**WRITTEN INSTRUCTION:**
Set the data down again, exactly as it reads, but without the pictures.

**EXCERPTED RECORDS:**
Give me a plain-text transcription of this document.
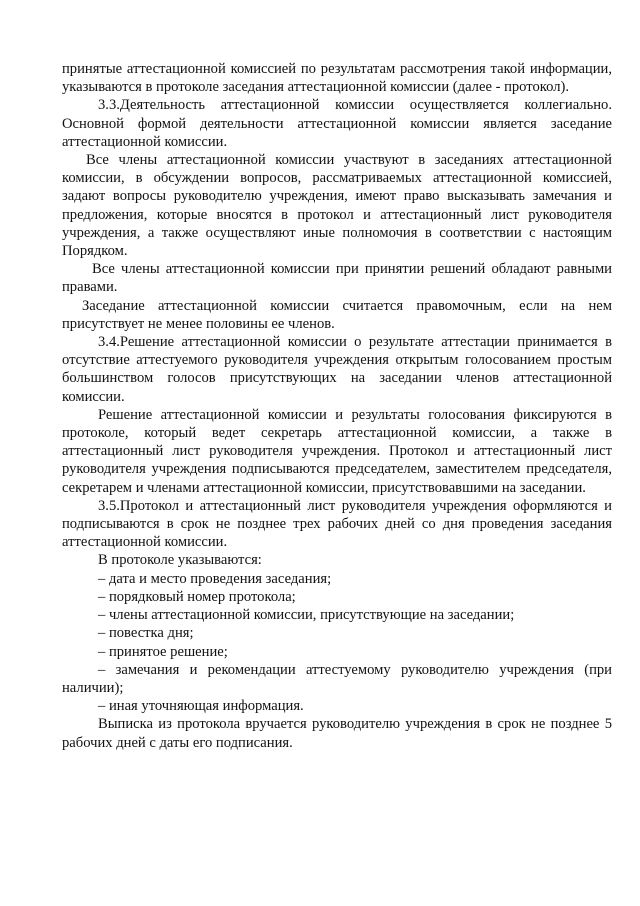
принятые аттестационной комиссией по результатам рассмотрения такой информации, указываются в протоколе заседания аттестационной комиссии (далее - протокол).

3.3.Деятельность аттестационной комиссии осуществляется коллегиально. Основной формой деятельности аттестационной комиссии является заседание аттестационной комиссии.

Все члены аттестационной комиссии участвуют в заседаниях аттестационной комиссии, в обсуждении вопросов, рассматриваемых аттестационной комиссией, задают вопросы руководителю учреждения, имеют право высказывать замечания и предложения, которые вносятся в протокол и аттестационный лист руководителя учреждения, а также осуществляют иные полномочия в соответствии с настоящим Порядком.

Все члены аттестационной комиссии при принятии решений обладают равными правами.

Заседание аттестационной комиссии считается правомочным, если на нем присутствует не менее половины ее членов.

3.4.Решение аттестационной комиссии о результате аттестации принимается в отсутствие аттестуемого руководителя учреждения открытым голосованием простым большинством голосов присутствующих на заседании членов аттестационной комиссии.

Решение аттестационной комиссии и результаты голосования фиксируются в протоколе, который ведет секретарь аттестационной комиссии, а также в аттестационный лист руководителя учреждения. Протокол и аттестационный лист руководителя учреждения подписываются председателем, заместителем председателя, секретарем и членами аттестационной комиссии, присутствовавшими на заседании.

3.5.Протокол и аттестационный лист руководителя учреждения оформляются и подписываются в срок не позднее трех рабочих дней со дня проведения заседания аттестационной комиссии.

В протоколе указываются:

– дата и место проведения заседания;

– порядковый номер протокола;

– члены аттестационной комиссии, присутствующие на заседании;

– повестка дня;

– принятое решение;

– замечания и рекомендации аттестуемому руководителю учреждения (при наличии);

– иная уточняющая информация.

Выписка из протокола вручается руководителю учреждения в срок не позднее 5 рабочих дней с даты его подписания.
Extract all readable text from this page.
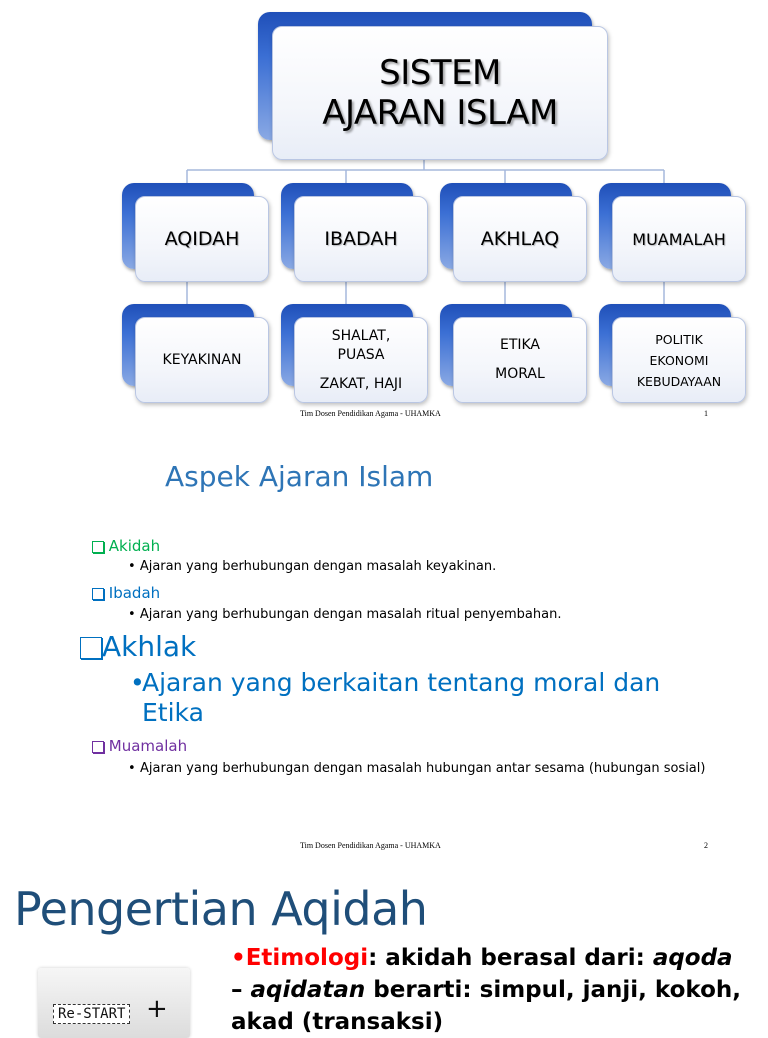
SISTEM
AJARAN ISLAM
AQIDAH	IBADAH	AKHLAQ	MUAMALAH
KEYAKINAN
SHALAT,
PUASA
ZAKAT, HAJI
ETIKA
MORAL
POLITIK
EKONOMI
KEBUDAYAAN
Tim Dosen Pendidikan Agama - UHAMKA	1
Aspek Ajaran Islam
Akidah
• Ajaran yang berhubungan dengan masalah keyakinan.
Ibadah
• Ajaran yang berhubungan dengan masalah ritual penyembahan.
Akhlak
•
Ajaran yang berkaitan tentang moral dan Etika
Muamalah
• Ajaran yang berhubungan dengan masalah hubungan antar sesama (hubungan sosial)
Tim Dosen Pendidikan Agama - UHAMKA	2
Pengertian Aqidah
Re-START +
•Etimologi: akidah berasal dari: aqoda – aqidatan berarti: simpul, janji, kokoh, akad (transaksi)
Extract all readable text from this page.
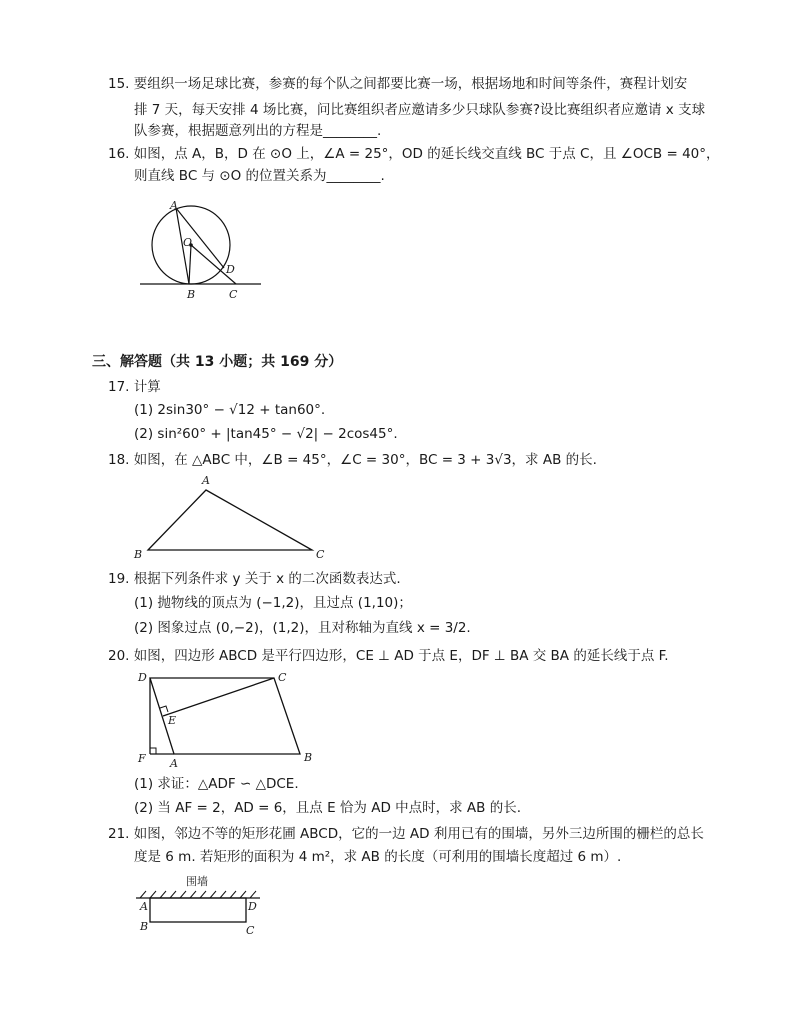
15. 要组织一场足球比赛，参赛的每个队之间都要比赛一场，根据场地和时间等条件，赛程计划安
排 7 天，每天安排 4 场比赛，问比赛组织者应邀请多少只球队参赛?设比赛组织者应邀请 x 支球
队参赛，根据题意列出的方程是________.
16. 如图，点 A，B，D 在 ⊙O 上，∠A = 25°，OD 的延长线交直线 BC 于点 C，且 ∠OCB = 40°，
则直线 BC 与 ⊙O 的位置关系为________.
A
O
D
B	C
三、解答题（共 13 小题；共 169 分）
17. 计算
(1) 2sin30° − √12 + tan60°.
(2) sin²60° + |tan45° − √2| − 2cos45°.
18. 如图，在 △ABC 中，∠B = 45°，∠C = 30°，BC = 3 + 3√3，求 AB 的长.
A
B	C
19. 根据下列条件求 y 关于 x 的二次函数表达式.
(1) 抛物线的顶点为 (−1,2)，且过点 (1,10)；
(2) 图象过点 (0,−2)，(1,2)，且对称轴为直线 x = 3/2.
20. 如图，四边形 ABCD 是平行四边形，CE ⊥ AD 于点 E，DF ⊥ BA 交 BA 的延长线于点 F.
D	C
E
F A	B
(1) 求证：△ADF ∽ △DCE.
(2) 当 AF = 2，AD = 6，且点 E 恰为 AD 中点时，求 AB 的长.
21. 如图，邻边不等的矩形花圃 ABCD，它的一边 AD 利用已有的围墙，另外三边所围的栅栏的总长
度是 6 m. 若矩形的面积为 4 m²，求 AB 的长度（可利用的围墙长度超过 6 m）.
围墙
A	D
B	C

**OUTPUT FOR THIS TASK:**
Give me a plain-text transcription of this document.
принятые аттестационной комиссией по результатам рассмотрения такой информации, указываются в протоколе заседания аттестационной комиссии (далее - протокол).

3.3.Деятельность аттестационной комиссии осуществляется коллегиально. Основной формой деятельности аттестационной комиссии является заседание аттестационной комиссии.

Все члены аттестационной комиссии участвуют в заседаниях аттестационной комиссии, в обсуждении вопросов, рассматриваемых аттестационной комиссией, задают вопросы руководителю учреждения, имеют право высказывать замечания и предложения, которые вносятся в протокол и аттестационный лист руководителя учреждения, а также осуществляют иные полномочия в соответствии с настоящим Порядком.

Все члены аттестационной комиссии при принятии решений обладают равными правами.

Заседание аттестационной комиссии считается правомочным, если на нем присутствует не менее половины ее членов.

3.4.Решение аттестационной комиссии о результате аттестации принимается в отсутствие аттестуемого руководителя учреждения открытым голосованием простым большинством голосов присутствующих на заседании членов аттестационной комиссии.

Решение аттестационной комиссии и результаты голосования фиксируются в протоколе, который ведет секретарь аттестационной комиссии, а также в аттестационный лист руководителя учреждения. Протокол и аттестационный лист руководителя учреждения подписываются председателем, заместителем председателя, секретарем и членами аттестационной комиссии, присутствовавшими на заседании.

3.5.Протокол и аттестационный лист руководителя учреждения оформляются и подписываются в срок не позднее трех рабочих дней со дня проведения заседания аттестационной комиссии.

В протоколе указываются:

– дата и место проведения заседания;

– порядковый номер протокола;

– члены аттестационной комиссии, присутствующие на заседании;

– повестка дня;

– принятое решение;

– замечания и рекомендации аттестуемому руководителю учреждения (при наличии);

– иная уточняющая информация.

Выписка из протокола вручается руководителю учреждения в срок не позднее 5 рабочих дней с даты его подписания.
Extract all readable text from this page.
SISTEM
AJARAN ISLAM
AQIDAH	IBADAH	AKHLAQ	MUAMALAH
KEYAKINAN
SHALAT,
PUASA
ZAKAT, HAJI
ETIKA
MORAL
POLITIK
EKONOMI
KEBUDAYAAN
Tim Dosen Pendidikan Agama - UHAMKA	1
Aspek Ajaran Islam
Akidah
• Ajaran yang berhubungan dengan masalah keyakinan.
Ibadah
• Ajaran yang berhubungan dengan masalah ritual penyembahan.
Akhlak
•
Ajaran yang berkaitan tentang moral dan Etika
Muamalah
• Ajaran yang berhubungan dengan masalah hubungan antar sesama (hubungan sosial)
Tim Dosen Pendidikan Agama - UHAMKA	2
Pengertian Aqidah
Re-START +
•Etimologi: akidah berasal dari: aqoda – aqidatan berarti: simpul, janji, kokoh, akad (transaksi)
Extract all readable text from this page.
15. 要组织一场足球比赛，参赛的每个队之间都要比赛一场，根据场地和时间等条件，赛程计划安
排 7 天，每天安排 4 场比赛，问比赛组织者应邀请多少只球队参赛?设比赛组织者应邀请 x 支球
队参赛，根据题意列出的方程是________.
16. 如图，点 A，B，D 在 ⊙O 上，∠A = 25°，OD 的延长线交直线 BC 于点 C，且 ∠OCB = 40°，
则直线 BC 与 ⊙O 的位置关系为________.
A
O
D
B	C
三、解答题（共 13 小题；共 169 分）
17. 计算
(1) 2sin30° − √12 + tan60°.
(2) sin²60° + |tan45° − √2| − 2cos45°.
18. 如图，在 △ABC 中，∠B = 45°，∠C = 30°，BC = 3 + 3√3，求 AB 的长.
A
B	C
19. 根据下列条件求 y 关于 x 的二次函数表达式.
(1) 抛物线的顶点为 (−1,2)，且过点 (1,10)；
(2) 图象过点 (0,−2)，(1,2)，且对称轴为直线 x = 3/2.
20. 如图，四边形 ABCD 是平行四边形，CE ⊥ AD 于点 E，DF ⊥ BA 交 BA 的延长线于点 F.
D	C
E
F A	B
(1) 求证：△ADF ∽ △DCE.
(2) 当 AF = 2，AD = 6，且点 E 恰为 AD 中点时，求 AB 的长.
21. 如图，邻边不等的矩形花圃 ABCD，它的一边 AD 利用已有的围墙，另外三边所围的栅栏的总长
度是 6 m. 若矩形的面积为 4 m²，求 AB 的长度（可利用的围墙长度超过 6 m）.
围墙
A	D
B	C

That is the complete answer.